_THE TASK_
Check each statement against the market news excerpt: 1. ADP reported that private employers in the U.S. added 131,000 jobs last month. 2. The Institute for Supply Management's main manufacturing index fell to 50.7 in April. 3. The April manufacturing index reading came in below market expectations. Answer yes or no for each, quoting the deciding words of the excerpt exactly.

START STUDY TEXT

LONDON — With a large chunk of Europe on holiday, financial markets were muted Wednesday ahead of a policy statement from the Federal Reserve.

A couple of soft economic reports raised concerns over the state of the U.S. economy but reinforced market expectations that the Fed will persevere with its super-easy and cheap monetary policy for a bit longer than had been anticipated.

The Fed finishes its two-day meeting later Wednesday and a statement will be published with investors keen to see if there is any change in tone over the central bank's view of the economic outlook.

Wednesday's data dump will likely have strengthened the hand of the most dovish members of the Federal Open Market Committee.

First, ADP reported that private employers in the U.S. added only 119,000 jobs last month, down from March's gain of 131,000 and below market expectations for a 150,000 increase.

That was followed by a fall in the Institute for Supply Management's main manufacturing index to 50.7 in April from 51.3 in March. Though that was marginally ahead of market expectations for a fall to 50.5, the index is just above the 50 threshold that indicates an expansion in activity. Particularly concerning was a sharp fall in the employment component of the index, all the more so after the weak ADP figures and ahead of Friday's nonfarm payrolls data for April.

"The spring lull continues....and it is just April," said Jennifer Lee, an analyst at BMO Capital Markets.

END STUDY TEXT
START ENTRIES PROVIDED

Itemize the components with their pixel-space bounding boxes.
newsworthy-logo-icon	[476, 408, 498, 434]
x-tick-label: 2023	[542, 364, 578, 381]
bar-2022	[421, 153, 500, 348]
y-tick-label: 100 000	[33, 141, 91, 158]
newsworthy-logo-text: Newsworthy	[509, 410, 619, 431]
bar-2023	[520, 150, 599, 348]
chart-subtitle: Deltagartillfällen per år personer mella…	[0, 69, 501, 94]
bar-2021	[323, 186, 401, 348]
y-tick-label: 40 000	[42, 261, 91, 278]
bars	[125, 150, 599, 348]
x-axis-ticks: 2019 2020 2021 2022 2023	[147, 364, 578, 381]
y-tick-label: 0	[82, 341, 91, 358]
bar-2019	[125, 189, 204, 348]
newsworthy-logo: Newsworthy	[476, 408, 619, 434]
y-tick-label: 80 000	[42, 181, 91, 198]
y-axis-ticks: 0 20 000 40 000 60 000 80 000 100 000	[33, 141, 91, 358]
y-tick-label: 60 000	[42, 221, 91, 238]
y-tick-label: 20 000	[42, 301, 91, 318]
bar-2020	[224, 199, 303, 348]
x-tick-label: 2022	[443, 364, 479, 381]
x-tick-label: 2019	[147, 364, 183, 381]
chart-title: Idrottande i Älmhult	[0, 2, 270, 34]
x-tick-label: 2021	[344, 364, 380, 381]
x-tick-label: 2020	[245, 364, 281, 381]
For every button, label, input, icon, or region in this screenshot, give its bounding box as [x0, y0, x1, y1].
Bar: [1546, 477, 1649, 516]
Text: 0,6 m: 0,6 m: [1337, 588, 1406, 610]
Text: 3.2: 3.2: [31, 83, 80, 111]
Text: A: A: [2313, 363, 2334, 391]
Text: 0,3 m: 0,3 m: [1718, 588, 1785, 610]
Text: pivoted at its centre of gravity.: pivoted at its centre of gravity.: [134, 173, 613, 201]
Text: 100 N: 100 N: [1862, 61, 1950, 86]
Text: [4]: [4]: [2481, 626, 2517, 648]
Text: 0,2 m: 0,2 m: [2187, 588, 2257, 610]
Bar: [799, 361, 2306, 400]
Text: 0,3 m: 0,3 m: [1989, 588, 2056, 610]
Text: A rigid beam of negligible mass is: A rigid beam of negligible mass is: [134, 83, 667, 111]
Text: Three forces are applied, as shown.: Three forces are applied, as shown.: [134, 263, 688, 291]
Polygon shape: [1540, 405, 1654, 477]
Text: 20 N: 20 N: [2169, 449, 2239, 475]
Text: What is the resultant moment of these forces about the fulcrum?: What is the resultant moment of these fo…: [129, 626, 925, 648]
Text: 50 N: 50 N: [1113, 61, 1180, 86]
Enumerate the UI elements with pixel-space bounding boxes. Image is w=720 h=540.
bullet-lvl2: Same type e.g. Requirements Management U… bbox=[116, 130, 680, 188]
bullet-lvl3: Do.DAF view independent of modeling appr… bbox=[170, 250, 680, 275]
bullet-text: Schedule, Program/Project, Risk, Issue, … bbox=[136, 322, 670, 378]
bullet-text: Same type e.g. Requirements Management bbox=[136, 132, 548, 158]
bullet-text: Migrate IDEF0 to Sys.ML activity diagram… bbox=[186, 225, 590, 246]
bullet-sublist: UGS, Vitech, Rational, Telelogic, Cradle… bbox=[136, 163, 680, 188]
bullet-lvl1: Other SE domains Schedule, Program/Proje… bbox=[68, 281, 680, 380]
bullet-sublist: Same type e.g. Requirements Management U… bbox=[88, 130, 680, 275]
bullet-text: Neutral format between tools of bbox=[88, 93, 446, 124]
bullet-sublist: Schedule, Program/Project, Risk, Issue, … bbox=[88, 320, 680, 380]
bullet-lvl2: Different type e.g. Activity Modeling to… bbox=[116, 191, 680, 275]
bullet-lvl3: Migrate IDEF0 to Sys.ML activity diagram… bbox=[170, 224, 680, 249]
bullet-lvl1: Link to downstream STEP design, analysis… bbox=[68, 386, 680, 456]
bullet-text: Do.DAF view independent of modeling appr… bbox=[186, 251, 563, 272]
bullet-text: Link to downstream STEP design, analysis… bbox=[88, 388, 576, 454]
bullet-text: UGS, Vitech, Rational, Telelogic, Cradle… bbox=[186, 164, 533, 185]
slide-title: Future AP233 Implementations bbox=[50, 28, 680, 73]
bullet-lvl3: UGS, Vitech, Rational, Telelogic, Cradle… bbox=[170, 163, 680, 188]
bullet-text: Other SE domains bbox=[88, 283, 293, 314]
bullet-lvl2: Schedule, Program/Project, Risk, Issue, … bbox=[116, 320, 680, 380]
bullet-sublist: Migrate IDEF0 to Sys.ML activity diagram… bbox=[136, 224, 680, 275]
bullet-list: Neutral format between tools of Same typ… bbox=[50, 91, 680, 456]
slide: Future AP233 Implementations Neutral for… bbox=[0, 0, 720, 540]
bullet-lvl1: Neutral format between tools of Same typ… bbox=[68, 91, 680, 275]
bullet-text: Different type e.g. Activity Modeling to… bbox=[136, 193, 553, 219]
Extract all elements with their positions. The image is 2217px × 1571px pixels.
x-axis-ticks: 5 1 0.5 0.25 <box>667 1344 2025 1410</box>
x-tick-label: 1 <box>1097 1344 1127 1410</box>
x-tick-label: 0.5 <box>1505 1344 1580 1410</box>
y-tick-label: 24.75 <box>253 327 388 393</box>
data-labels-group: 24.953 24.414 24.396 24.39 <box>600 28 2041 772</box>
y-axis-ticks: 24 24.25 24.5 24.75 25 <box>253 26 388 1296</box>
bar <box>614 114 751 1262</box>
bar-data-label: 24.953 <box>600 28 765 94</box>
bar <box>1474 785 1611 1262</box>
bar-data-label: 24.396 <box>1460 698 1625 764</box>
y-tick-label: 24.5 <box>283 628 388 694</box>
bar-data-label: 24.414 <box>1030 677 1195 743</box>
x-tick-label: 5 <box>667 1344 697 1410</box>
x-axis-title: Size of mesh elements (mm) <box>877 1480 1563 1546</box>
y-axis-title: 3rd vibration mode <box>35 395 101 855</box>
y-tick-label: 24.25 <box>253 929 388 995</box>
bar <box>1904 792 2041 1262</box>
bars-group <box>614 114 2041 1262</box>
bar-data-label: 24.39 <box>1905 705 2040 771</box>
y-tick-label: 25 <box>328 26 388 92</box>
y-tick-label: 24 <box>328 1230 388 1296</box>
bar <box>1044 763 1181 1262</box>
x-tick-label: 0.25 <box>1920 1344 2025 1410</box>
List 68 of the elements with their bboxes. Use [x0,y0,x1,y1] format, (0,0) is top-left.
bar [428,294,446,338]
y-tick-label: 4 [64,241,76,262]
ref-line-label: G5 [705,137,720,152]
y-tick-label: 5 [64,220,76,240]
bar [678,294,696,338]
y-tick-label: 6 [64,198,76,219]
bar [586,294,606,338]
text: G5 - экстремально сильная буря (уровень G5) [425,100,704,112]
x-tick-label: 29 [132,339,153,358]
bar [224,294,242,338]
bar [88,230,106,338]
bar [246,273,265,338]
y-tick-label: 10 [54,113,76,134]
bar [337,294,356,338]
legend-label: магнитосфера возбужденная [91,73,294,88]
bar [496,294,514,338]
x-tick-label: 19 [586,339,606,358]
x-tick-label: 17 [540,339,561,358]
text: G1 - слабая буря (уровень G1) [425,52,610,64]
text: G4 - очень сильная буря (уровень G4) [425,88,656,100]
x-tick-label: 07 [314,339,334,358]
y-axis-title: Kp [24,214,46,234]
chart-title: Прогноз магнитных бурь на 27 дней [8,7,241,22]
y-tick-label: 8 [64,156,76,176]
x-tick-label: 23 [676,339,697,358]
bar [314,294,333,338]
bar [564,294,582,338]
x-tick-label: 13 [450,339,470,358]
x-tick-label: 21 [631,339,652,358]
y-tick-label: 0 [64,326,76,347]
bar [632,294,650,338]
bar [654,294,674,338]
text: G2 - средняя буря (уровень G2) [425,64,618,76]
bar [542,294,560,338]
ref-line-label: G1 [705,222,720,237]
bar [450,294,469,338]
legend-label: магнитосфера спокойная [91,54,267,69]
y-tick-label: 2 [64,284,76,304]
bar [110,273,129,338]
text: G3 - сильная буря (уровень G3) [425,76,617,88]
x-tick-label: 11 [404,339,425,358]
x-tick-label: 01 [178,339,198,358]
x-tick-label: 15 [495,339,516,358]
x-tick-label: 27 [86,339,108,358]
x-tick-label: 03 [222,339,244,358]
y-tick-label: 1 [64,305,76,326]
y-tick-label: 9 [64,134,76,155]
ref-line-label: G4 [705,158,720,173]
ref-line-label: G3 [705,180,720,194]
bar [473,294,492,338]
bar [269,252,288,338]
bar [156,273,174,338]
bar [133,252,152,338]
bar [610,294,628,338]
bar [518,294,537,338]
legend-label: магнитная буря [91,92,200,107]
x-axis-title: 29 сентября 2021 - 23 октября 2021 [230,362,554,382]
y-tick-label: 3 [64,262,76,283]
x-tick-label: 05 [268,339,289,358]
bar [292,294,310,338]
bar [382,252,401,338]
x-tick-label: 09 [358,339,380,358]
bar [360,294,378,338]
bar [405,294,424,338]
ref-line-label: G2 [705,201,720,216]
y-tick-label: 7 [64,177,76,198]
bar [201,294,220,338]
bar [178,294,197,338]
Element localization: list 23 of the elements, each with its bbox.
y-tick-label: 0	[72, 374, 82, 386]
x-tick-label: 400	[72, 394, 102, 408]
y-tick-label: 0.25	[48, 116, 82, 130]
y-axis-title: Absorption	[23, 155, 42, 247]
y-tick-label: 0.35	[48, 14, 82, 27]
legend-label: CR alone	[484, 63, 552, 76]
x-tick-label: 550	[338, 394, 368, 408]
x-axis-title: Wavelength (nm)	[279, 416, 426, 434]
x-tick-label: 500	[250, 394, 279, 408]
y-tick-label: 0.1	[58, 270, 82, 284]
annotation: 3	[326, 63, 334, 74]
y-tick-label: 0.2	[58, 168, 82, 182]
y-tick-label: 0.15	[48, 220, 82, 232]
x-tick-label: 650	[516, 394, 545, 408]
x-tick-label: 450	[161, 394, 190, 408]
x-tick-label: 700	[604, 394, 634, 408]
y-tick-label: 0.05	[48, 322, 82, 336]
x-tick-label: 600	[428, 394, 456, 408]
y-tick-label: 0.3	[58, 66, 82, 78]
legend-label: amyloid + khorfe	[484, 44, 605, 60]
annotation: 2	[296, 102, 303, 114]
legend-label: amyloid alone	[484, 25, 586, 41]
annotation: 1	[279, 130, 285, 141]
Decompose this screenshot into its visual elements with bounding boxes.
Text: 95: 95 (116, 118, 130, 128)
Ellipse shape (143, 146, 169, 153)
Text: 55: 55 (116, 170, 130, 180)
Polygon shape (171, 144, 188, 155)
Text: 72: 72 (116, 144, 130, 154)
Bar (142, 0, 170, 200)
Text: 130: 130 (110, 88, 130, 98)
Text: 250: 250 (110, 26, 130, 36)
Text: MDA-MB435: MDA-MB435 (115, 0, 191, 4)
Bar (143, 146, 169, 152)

END ENTRIES PROVIDED

_FINISHED EXERCISE_
1. No: "private employers in the U.S. added only 119,000 jobs last month, down from March's gain of 131,000"
2. Yes: "a fall in the Institute for Supply Management's main manufacturing index to 50.7 in April from 51.3 in March"
3. No: "that was marginally ahead of market expectations for a fall to 50.5"